┌──

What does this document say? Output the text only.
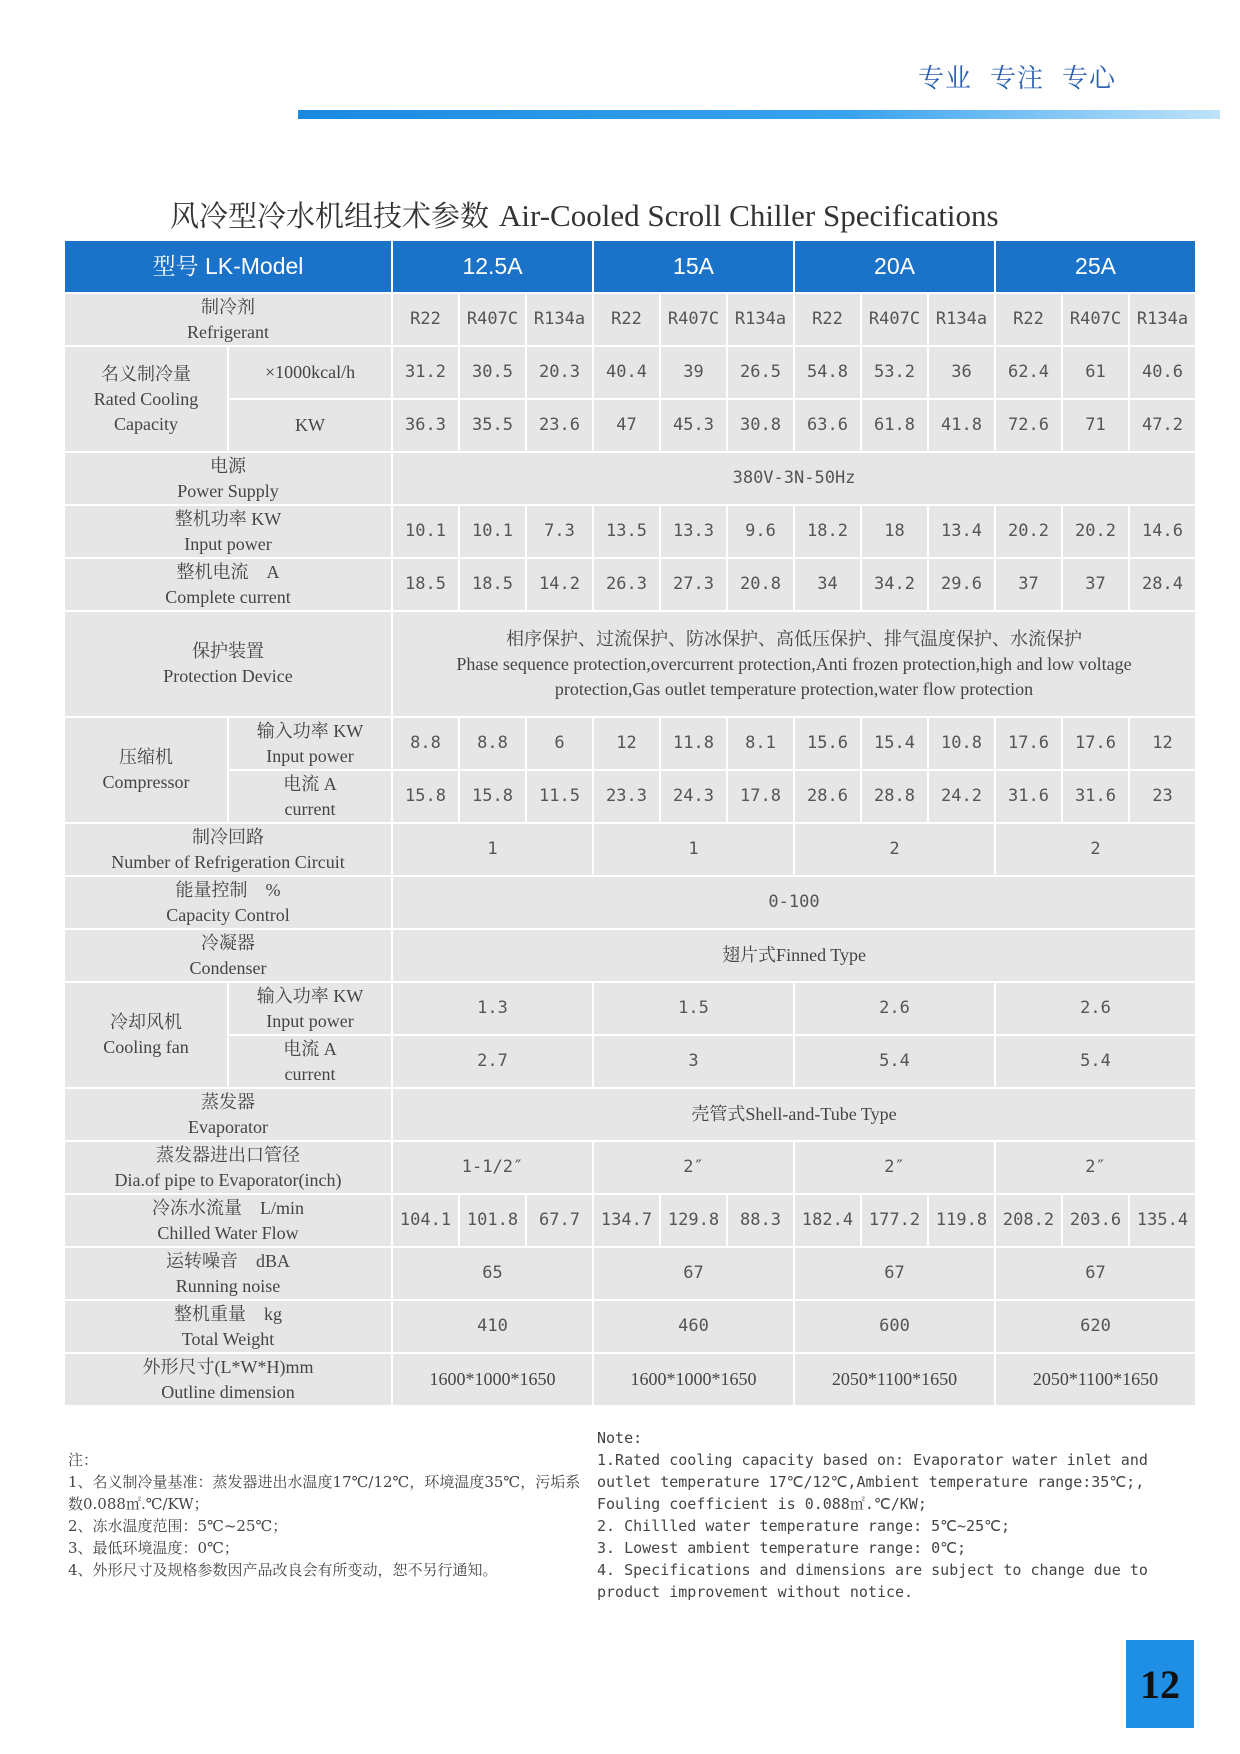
专业 专注 专心
风冷型冷水机组技术参数 Air-Cooled Scroll Chiller Specifications
型号 LK-Model		12.5A			15A			20A			25A		

制冷剂
Refrigerant		R22	R407C	R134a	R22	R407C	R134a	R22	R407C	R134a	R22	R407C	R134a

名义制冷量
Rated Cooling
Capacity	×1000kcal/h	31.2	30.5	20.3	40.4	39	26.5	54.8	53.2	36	62.4	61	40.6
	KW	36.3	35.5	23.6	47	45.3	30.8	63.6	61.8	41.8	72.6	71	47.2

电源
Power Supply		380V-3N-50Hz											

整机功率 KW
Input power		10.1	10.1	7.3	13.5	13.3	9.6	18.2	18	13.4	20.2	20.2	14.6

整机电流　A
Complete current		18.5	18.5	14.2	26.3	27.3	20.8	34	34.2	29.6	37	37	28.4

保护装置
Protection Device		相序保护、过流保护、防冰保护、高低压保护、排气温度保护、水流保护
Phase sequence protection,overcurrent protection,Anti frozen protection,high and low voltage protection,Gas outlet temperature protection,water flow protection											

压缩机
Compressor	输入功率 KW
Input power	8.8	8.8	6	12	11.8	8.1	15.6	15.4	10.8	17.6	17.6	12

	电流 A
current	15.8	15.8	11.5	23.3	24.3	17.8	28.6	28.8	24.2	31.6	31.6	23

制冷回路
Number of Refrigeration Circuit		1			1			2			2		

能量控制　%
Capacity Control		0-100											

冷凝器
Condenser		翅片式Finned Type											

冷却风机
Cooling fan	输入功率 KW
Input power	1.3			1.5			2.6			2.6		

	电流 A
current	2.7			3			5.4			5.4		

蒸发器
Evaporator		壳管式Shell-and-Tube Type											

蒸发器进出口管径
Dia.of pipe to Evaporator(inch)		1-1/2″			2″			2″			2″		

冷冻水流量　L/min
Chilled Water Flow		104.1	101.8	67.7	134.7	129.8	88.3	182.4	177.2	119.8	208.2	203.6	135.4

运转噪音　dBA
Running noise		65			67			67			67		

整机重量　kg
Total Weight		410			460			600			620		

外形尺寸(L*W*H)mm
Outline dimension		1600*1000*1650			1600*1000*1650			2050*1100*1650			2050*1100*1650		
注：
1、名义制冷量基准：蒸发器进出水温度17℃/12℃，环境温度35℃，污垢系数0.088㎡.℃/KW；
2、冻水温度范围：5℃~25℃；
3、最低环境温度：0℃；
4、外形尺寸及规格参数因产品改良会有所变动，恕不另行通知。
Note:
1.Rated cooling capacity based on: Evaporator water inlet and outlet temperature 17℃/12℃,Ambient temperature range:35℃;, Fouling coefficient is 0.088㎡.℃/KW;
2. Chillled water temperature range: 5℃~25℃;
3. Lowest ambient temperature range: 0℃;
4. Specifications and dimensions are subject to change due to product improvement without notice.
12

└──

§ **The problem**: Without the pictures, write out every entry precisely as it appears.

§ **Response to this exercise**:
What does this document say? Output the text only.
专业 专注 专心
风冷型冷水机组技术参数 Air-Cooled Scroll Chiller Specifications
型号 LK-Model		12.5A			15A			20A			25A		

制冷剂
Refrigerant		R22	R407C	R134a	R22	R407C	R134a	R22	R407C	R134a	R22	R407C	R134a

名义制冷量
Rated Cooling
Capacity	×1000kcal/h	31.2	30.5	20.3	40.4	39	26.5	54.8	53.2	36	62.4	61	40.6
	KW	36.3	35.5	23.6	47	45.3	30.8	63.6	61.8	41.8	72.6	71	47.2

电源
Power Supply		380V-3N-50Hz											

整机功率 KW
Input power		10.1	10.1	7.3	13.5	13.3	9.6	18.2	18	13.4	20.2	20.2	14.6

整机电流　A
Complete current		18.5	18.5	14.2	26.3	27.3	20.8	34	34.2	29.6	37	37	28.4

保护装置
Protection Device		相序保护、过流保护、防冰保护、高低压保护、排气温度保护、水流保护
Phase sequence protection,overcurrent protection,Anti frozen protection,high and low voltage protection,Gas outlet temperature protection,water flow protection											

压缩机
Compressor	输入功率 KW
Input power	8.8	8.8	6	12	11.8	8.1	15.6	15.4	10.8	17.6	17.6	12

	电流 A
current	15.8	15.8	11.5	23.3	24.3	17.8	28.6	28.8	24.2	31.6	31.6	23

制冷回路
Number of Refrigeration Circuit		1			1			2			2		

能量控制　%
Capacity Control		0-100											

冷凝器
Condenser		翅片式Finned Type											

冷却风机
Cooling fan	输入功率 KW
Input power	1.3			1.5			2.6			2.6		

	电流 A
current	2.7			3			5.4			5.4		

蒸发器
Evaporator		壳管式Shell-and-Tube Type											

蒸发器进出口管径
Dia.of pipe to Evaporator(inch)		1-1/2″			2″			2″			2″		

冷冻水流量　L/min
Chilled Water Flow		104.1	101.8	67.7	134.7	129.8	88.3	182.4	177.2	119.8	208.2	203.6	135.4

运转噪音　dBA
Running noise		65			67			67			67		

整机重量　kg
Total Weight		410			460			600			620		

外形尺寸(L*W*H)mm
Outline dimension		1600*1000*1650			1600*1000*1650			2050*1100*1650			2050*1100*1650		
注：
1、名义制冷量基准：蒸发器进出水温度17℃/12℃，环境温度35℃，污垢系数0.088㎡.℃/KW；
2、冻水温度范围：5℃~25℃；
3、最低环境温度：0℃；
4、外形尺寸及规格参数因产品改良会有所变动，恕不另行通知。
Note:
1.Rated cooling capacity based on: Evaporator water inlet and outlet temperature 17℃/12℃,Ambient temperature range:35℃;, Fouling coefficient is 0.088㎡.℃/KW;
2. Chillled water temperature range: 5℃~25℃;
3. Lowest ambient temperature range: 0℃;
4. Specifications and dimensions are subject to change due to product improvement without notice.
12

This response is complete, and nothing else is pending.